# Start of Record set

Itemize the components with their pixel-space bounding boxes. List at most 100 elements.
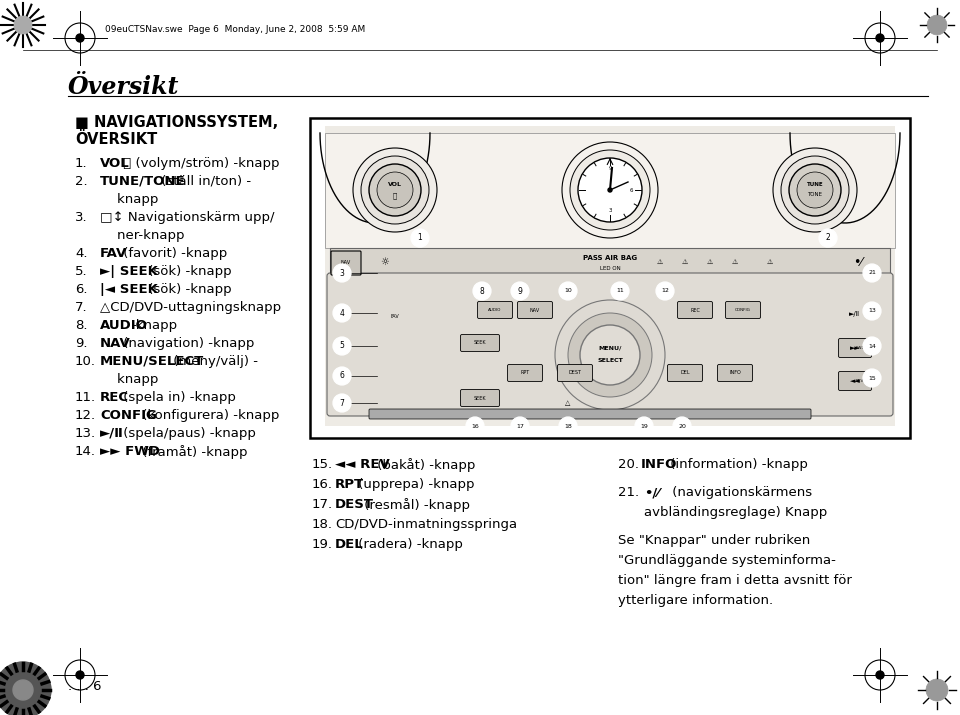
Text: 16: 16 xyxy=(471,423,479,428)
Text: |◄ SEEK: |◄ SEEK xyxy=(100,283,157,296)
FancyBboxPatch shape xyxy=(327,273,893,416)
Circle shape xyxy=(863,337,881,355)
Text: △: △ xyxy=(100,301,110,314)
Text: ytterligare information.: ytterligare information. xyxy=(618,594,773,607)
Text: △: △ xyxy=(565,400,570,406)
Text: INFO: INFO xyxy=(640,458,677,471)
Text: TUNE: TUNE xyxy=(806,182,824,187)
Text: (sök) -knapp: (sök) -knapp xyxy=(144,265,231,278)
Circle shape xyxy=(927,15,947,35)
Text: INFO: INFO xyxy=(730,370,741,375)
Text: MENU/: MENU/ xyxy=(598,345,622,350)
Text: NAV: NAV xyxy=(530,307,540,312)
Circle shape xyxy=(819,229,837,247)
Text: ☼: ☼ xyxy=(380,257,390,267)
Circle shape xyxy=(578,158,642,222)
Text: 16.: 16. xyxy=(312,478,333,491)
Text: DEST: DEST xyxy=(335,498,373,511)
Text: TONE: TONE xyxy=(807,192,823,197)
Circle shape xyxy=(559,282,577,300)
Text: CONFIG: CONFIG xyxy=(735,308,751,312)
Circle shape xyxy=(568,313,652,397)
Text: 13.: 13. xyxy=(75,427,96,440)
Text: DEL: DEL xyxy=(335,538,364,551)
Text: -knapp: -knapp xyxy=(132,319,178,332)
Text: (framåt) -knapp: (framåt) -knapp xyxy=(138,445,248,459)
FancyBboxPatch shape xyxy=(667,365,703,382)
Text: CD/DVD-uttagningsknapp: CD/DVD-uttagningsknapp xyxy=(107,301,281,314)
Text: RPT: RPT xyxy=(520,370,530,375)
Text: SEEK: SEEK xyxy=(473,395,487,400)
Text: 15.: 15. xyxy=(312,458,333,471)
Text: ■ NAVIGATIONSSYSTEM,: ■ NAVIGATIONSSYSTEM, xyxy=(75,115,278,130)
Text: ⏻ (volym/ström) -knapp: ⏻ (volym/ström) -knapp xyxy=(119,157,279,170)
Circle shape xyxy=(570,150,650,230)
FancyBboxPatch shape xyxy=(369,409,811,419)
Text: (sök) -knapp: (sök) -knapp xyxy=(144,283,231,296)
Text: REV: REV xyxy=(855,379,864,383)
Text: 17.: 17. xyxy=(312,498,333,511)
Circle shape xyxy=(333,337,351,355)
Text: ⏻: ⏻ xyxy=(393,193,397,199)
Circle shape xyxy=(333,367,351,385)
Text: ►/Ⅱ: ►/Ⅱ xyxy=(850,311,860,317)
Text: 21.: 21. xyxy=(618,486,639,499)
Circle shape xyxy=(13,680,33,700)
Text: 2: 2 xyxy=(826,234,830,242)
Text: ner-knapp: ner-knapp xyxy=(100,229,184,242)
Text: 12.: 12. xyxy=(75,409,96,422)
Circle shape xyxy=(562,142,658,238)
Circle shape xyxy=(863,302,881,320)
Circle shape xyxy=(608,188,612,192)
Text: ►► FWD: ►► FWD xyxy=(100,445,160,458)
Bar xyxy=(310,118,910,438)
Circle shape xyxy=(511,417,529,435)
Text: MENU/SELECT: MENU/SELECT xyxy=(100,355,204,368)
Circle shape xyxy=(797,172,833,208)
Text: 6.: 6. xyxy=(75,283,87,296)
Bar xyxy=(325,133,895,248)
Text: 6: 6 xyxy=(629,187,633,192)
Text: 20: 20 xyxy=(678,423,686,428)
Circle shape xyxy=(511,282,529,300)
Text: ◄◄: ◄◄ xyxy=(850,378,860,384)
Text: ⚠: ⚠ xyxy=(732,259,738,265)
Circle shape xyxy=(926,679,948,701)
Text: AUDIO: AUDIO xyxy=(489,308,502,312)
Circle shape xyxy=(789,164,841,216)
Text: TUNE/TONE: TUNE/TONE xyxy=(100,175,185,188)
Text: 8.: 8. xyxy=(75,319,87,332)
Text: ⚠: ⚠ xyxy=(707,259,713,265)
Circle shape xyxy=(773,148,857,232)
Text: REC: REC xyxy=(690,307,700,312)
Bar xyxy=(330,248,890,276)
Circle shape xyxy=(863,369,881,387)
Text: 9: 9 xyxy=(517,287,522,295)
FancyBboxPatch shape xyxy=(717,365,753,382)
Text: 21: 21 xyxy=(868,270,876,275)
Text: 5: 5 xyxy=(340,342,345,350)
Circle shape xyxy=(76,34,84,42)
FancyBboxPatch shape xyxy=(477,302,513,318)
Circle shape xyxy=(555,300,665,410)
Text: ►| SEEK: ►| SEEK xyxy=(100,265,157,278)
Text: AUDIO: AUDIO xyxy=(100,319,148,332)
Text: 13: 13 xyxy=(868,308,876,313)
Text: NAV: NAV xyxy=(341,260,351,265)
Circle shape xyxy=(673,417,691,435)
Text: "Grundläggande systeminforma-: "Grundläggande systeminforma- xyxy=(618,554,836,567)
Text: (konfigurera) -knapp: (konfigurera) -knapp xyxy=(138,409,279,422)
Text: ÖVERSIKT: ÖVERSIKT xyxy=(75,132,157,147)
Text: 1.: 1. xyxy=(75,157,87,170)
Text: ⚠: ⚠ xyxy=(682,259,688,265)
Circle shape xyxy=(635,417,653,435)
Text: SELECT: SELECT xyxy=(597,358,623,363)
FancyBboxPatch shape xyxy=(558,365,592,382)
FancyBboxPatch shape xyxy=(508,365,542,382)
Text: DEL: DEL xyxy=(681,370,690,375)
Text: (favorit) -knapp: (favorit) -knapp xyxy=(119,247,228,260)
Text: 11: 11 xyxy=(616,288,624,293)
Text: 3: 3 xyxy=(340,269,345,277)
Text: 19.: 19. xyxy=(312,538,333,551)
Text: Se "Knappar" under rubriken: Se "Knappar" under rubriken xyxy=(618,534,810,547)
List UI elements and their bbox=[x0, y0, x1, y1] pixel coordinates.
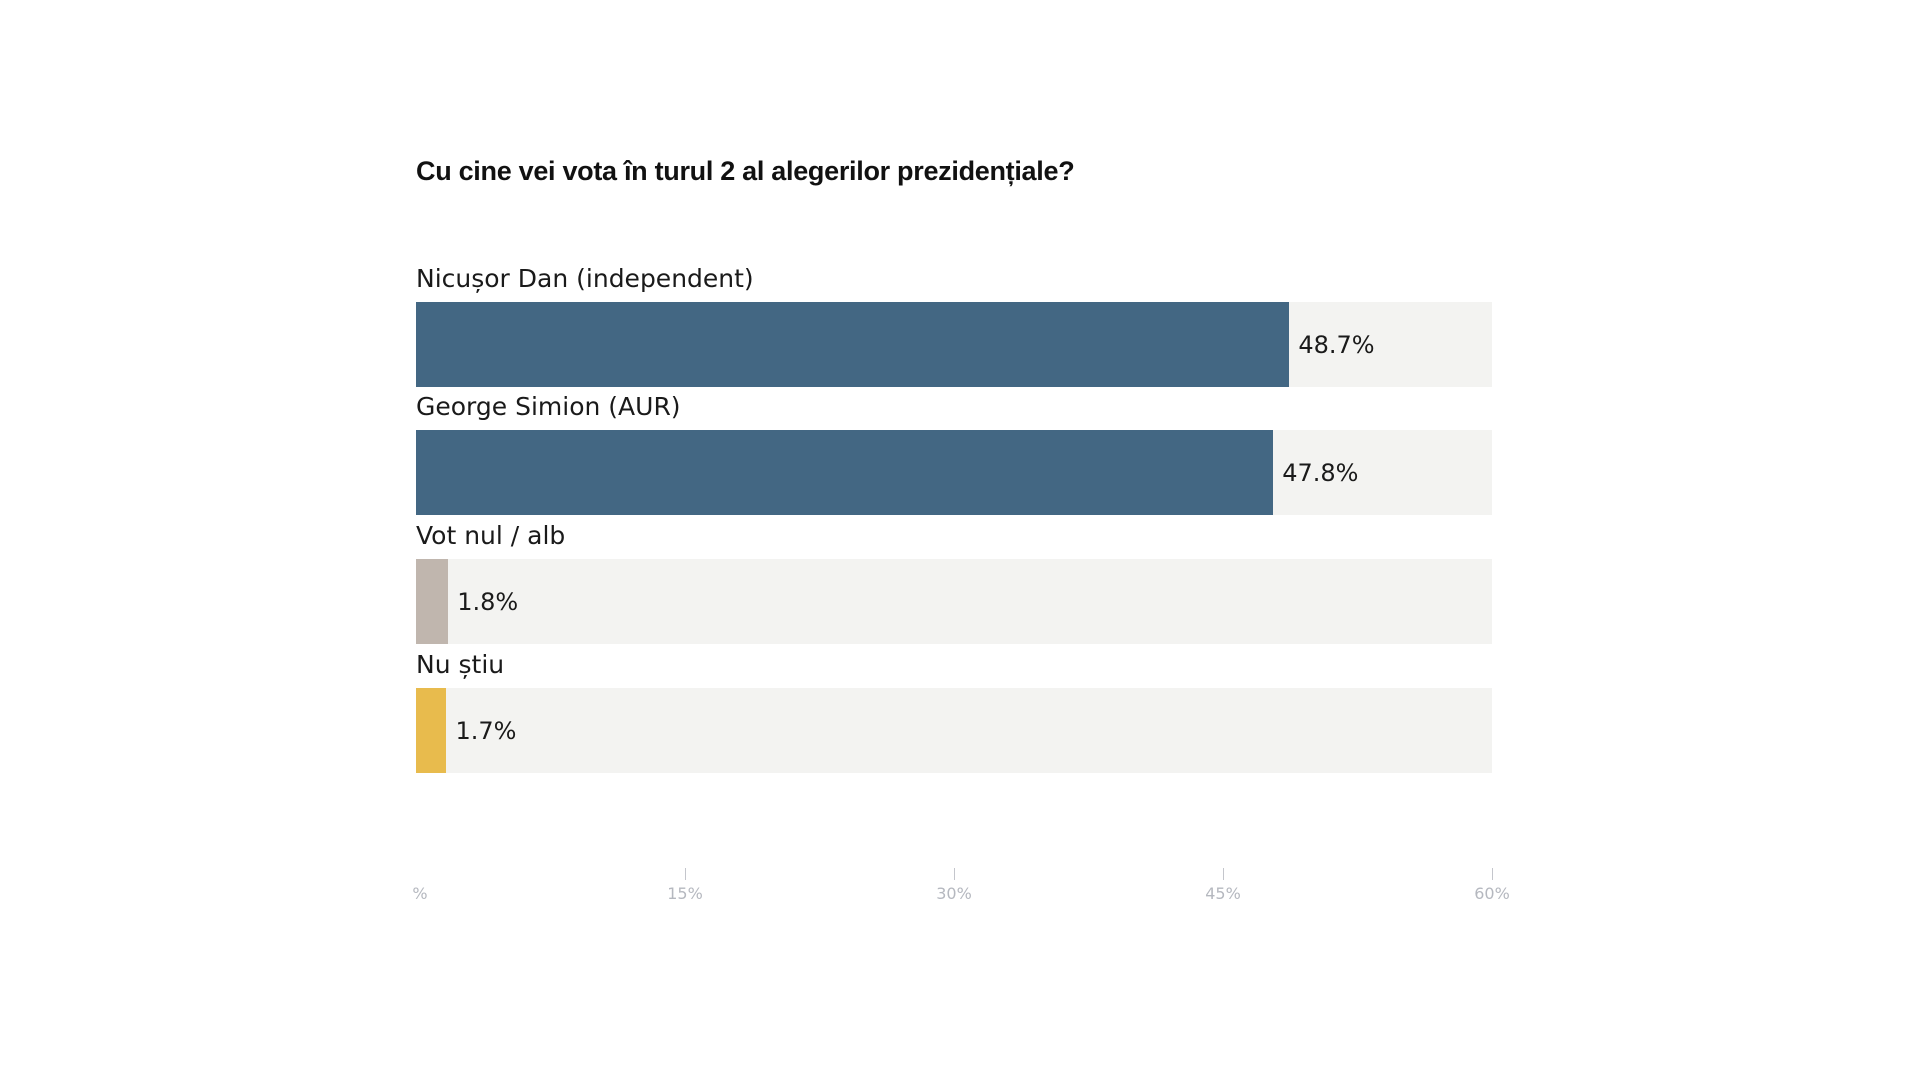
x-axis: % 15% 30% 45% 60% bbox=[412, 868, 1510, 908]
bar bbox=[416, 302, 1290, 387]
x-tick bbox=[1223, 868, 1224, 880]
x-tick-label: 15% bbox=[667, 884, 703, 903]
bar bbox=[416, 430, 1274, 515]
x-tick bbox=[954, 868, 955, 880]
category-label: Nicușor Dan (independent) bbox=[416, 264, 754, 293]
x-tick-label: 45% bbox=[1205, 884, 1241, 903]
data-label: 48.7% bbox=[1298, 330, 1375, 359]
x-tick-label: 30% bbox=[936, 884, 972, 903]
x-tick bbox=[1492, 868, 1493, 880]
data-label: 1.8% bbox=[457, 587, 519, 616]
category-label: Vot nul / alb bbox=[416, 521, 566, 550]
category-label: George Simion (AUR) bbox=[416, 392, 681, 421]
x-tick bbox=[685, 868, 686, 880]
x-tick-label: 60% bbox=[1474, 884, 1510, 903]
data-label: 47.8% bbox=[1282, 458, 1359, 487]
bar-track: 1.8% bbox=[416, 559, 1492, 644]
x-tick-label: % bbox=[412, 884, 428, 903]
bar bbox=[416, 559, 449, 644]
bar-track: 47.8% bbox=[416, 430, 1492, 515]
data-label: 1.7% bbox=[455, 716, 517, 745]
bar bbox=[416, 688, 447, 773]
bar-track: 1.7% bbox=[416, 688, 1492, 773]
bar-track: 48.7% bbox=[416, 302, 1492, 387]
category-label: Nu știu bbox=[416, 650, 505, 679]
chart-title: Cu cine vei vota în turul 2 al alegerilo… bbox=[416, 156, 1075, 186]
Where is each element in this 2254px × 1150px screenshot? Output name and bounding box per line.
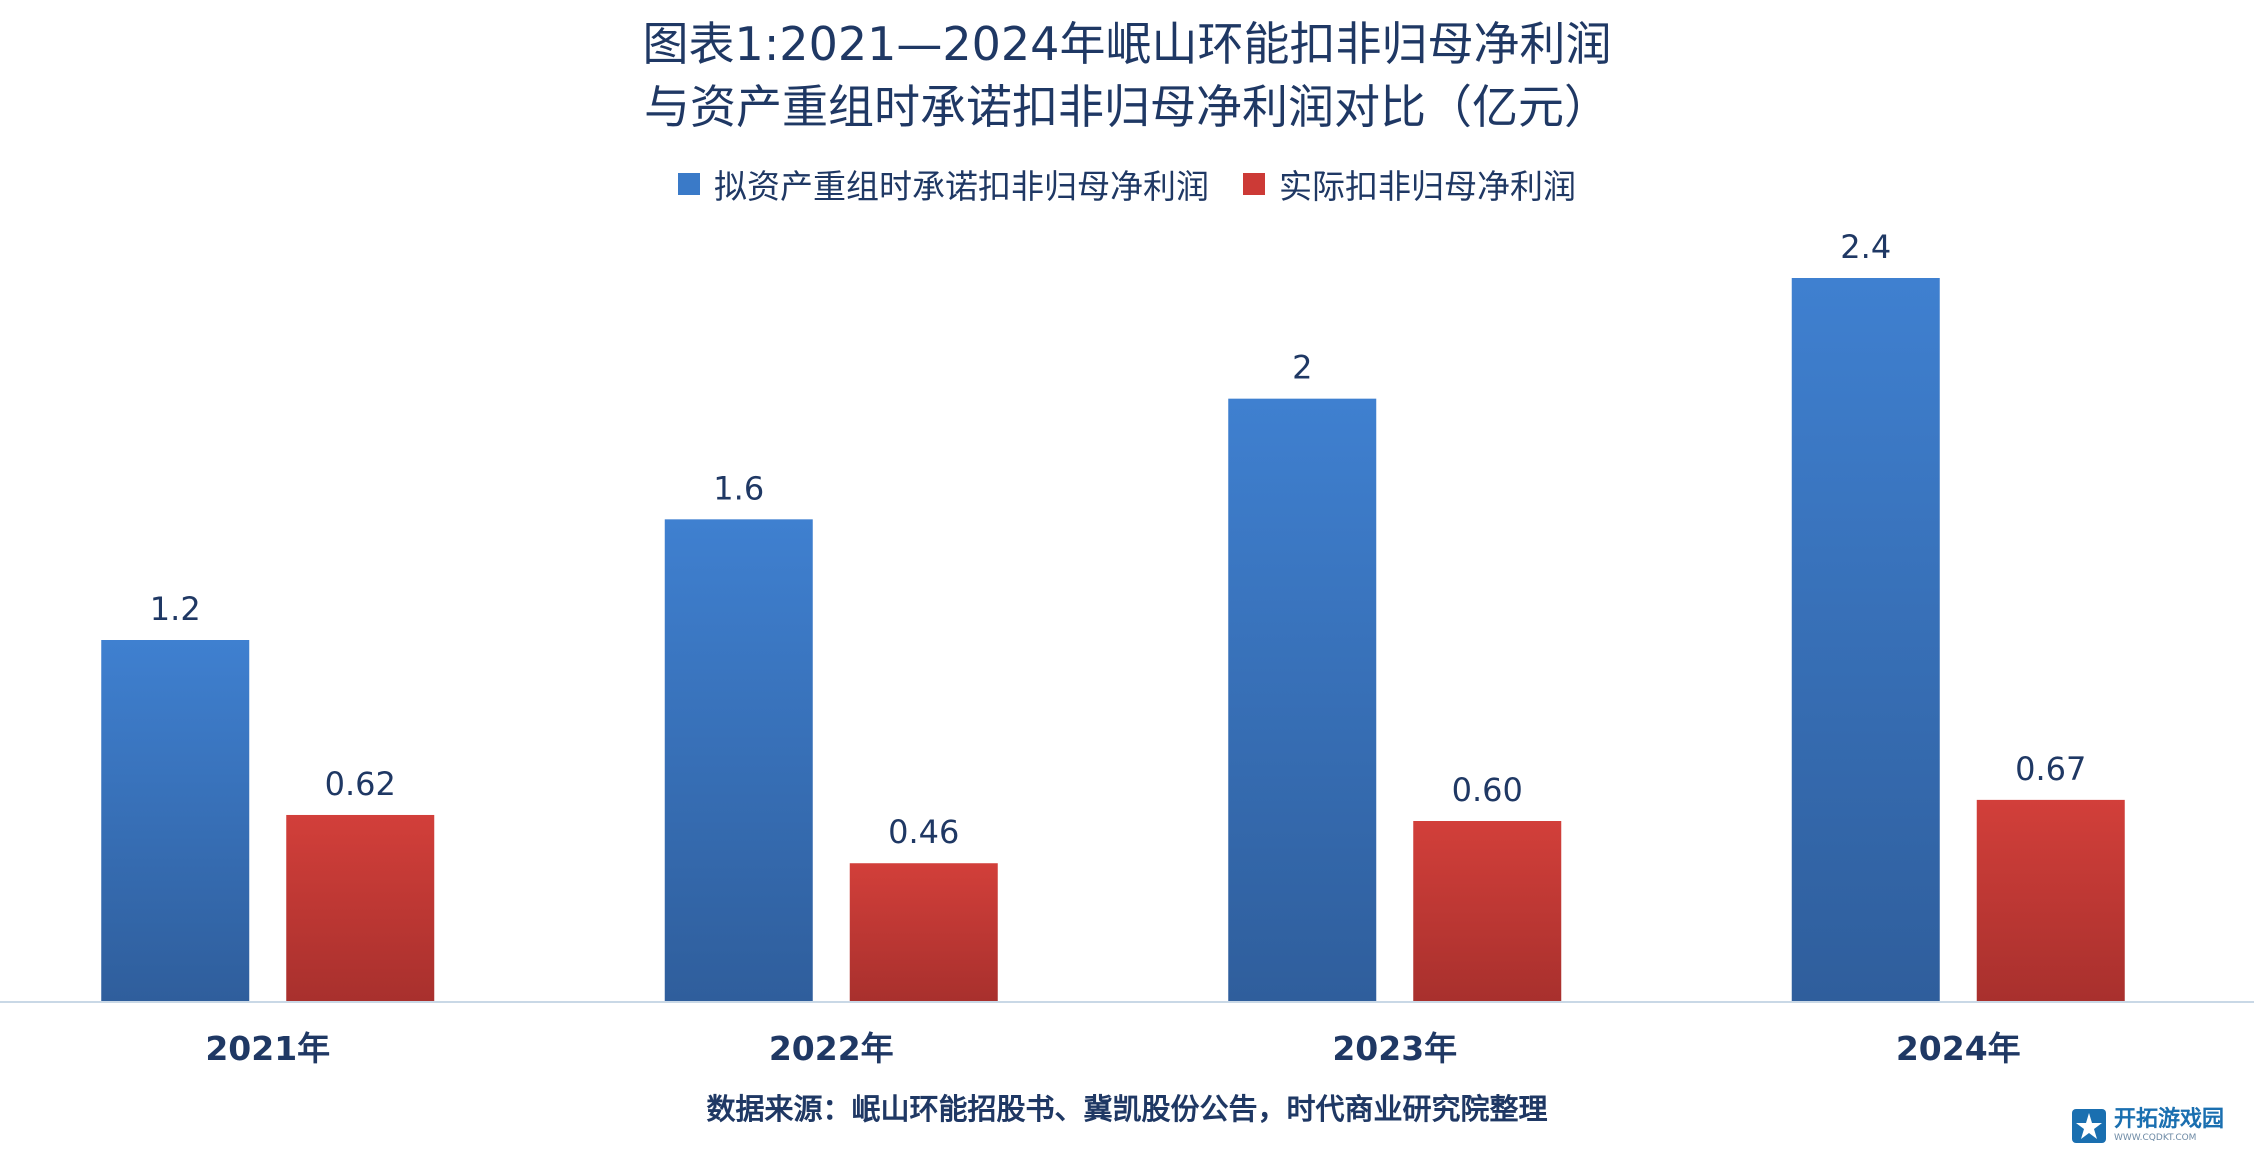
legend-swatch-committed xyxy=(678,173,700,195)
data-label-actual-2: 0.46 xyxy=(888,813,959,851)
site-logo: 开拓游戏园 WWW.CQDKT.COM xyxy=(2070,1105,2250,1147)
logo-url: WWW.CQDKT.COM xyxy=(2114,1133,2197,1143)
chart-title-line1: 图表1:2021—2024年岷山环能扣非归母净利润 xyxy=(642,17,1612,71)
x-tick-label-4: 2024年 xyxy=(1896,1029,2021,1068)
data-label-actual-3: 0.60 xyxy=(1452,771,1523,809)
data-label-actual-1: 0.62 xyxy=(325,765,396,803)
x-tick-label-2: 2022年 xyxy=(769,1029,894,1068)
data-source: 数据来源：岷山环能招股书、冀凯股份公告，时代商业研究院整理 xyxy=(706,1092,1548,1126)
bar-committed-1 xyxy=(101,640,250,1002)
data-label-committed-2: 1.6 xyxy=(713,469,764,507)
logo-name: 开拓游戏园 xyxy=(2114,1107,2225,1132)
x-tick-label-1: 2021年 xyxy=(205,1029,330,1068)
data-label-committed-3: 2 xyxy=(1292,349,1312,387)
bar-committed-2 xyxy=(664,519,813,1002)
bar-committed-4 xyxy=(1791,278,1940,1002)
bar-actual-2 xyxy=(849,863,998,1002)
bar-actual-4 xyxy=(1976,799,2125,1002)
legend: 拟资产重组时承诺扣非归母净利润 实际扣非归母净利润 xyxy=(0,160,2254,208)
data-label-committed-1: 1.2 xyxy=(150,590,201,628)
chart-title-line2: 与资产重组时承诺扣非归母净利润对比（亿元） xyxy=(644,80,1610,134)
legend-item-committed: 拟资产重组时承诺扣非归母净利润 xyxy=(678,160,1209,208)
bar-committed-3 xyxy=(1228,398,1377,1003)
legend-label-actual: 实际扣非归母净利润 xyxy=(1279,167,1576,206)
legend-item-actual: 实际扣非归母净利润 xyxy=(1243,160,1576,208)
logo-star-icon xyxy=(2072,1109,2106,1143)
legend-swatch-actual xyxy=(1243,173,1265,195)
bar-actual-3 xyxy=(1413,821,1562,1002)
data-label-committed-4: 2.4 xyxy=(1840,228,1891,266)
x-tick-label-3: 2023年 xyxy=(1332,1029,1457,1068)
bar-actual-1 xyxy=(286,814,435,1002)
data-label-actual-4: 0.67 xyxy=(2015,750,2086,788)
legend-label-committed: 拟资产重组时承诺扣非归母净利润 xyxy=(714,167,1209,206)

# End of Record set

Short problem:
Print everything in the records from the line containing "x-axis: % 15%" down to the line containing "x-tick-label: 45% bbox=[1205, 884, 1241, 903]", with both of those lines included, repeating each line exactly.

Task solution:
x-axis: % 15% 30% 45% 60% bbox=[412, 868, 1510, 908]
bar bbox=[416, 302, 1290, 387]
x-tick bbox=[1223, 868, 1224, 880]
x-tick-label: 15% bbox=[667, 884, 703, 903]
bar bbox=[416, 430, 1274, 515]
x-tick bbox=[954, 868, 955, 880]
category-label: Nicușor Dan (independent) bbox=[416, 264, 754, 293]
x-tick-label: 45% bbox=[1205, 884, 1241, 903]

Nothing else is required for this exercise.